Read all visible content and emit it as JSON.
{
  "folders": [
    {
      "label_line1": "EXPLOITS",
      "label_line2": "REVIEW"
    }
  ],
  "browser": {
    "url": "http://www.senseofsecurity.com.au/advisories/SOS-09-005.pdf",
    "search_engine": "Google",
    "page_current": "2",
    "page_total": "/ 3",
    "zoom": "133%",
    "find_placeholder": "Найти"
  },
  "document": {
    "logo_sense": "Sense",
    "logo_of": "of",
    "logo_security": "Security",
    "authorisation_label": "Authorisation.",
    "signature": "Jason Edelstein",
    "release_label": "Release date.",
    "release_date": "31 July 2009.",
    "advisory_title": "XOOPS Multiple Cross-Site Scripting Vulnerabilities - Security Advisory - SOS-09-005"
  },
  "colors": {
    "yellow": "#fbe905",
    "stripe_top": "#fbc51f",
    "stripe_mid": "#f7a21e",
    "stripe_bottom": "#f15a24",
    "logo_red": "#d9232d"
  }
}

────

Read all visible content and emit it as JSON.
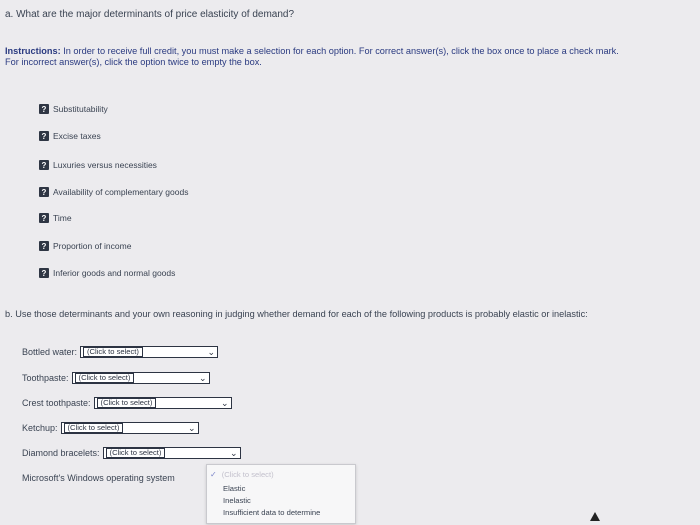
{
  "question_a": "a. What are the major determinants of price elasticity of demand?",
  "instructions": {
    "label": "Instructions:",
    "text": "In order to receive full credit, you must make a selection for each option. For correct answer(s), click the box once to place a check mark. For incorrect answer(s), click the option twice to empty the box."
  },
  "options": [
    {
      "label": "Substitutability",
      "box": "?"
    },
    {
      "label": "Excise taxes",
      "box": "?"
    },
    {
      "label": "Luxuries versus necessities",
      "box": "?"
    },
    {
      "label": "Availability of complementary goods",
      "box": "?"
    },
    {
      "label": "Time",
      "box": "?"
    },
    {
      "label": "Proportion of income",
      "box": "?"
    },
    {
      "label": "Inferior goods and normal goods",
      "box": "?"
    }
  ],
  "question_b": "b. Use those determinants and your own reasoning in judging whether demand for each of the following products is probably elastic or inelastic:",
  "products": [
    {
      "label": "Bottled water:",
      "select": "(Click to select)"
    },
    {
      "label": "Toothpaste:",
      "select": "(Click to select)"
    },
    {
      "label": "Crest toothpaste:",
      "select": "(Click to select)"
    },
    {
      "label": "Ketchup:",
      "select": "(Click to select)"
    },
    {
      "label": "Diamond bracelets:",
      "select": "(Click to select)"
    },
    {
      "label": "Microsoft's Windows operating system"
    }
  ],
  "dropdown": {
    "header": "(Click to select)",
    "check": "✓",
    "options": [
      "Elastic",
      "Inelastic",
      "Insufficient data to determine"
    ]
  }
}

────

Work to be completed: In the records, locate each line holding the string "products" and copy it.

Expected answer:
  "question_b": "b. Use those determinants and your own reasoning in judging whether demand for each of the following products is probably elastic or inelastic:",
  "products": [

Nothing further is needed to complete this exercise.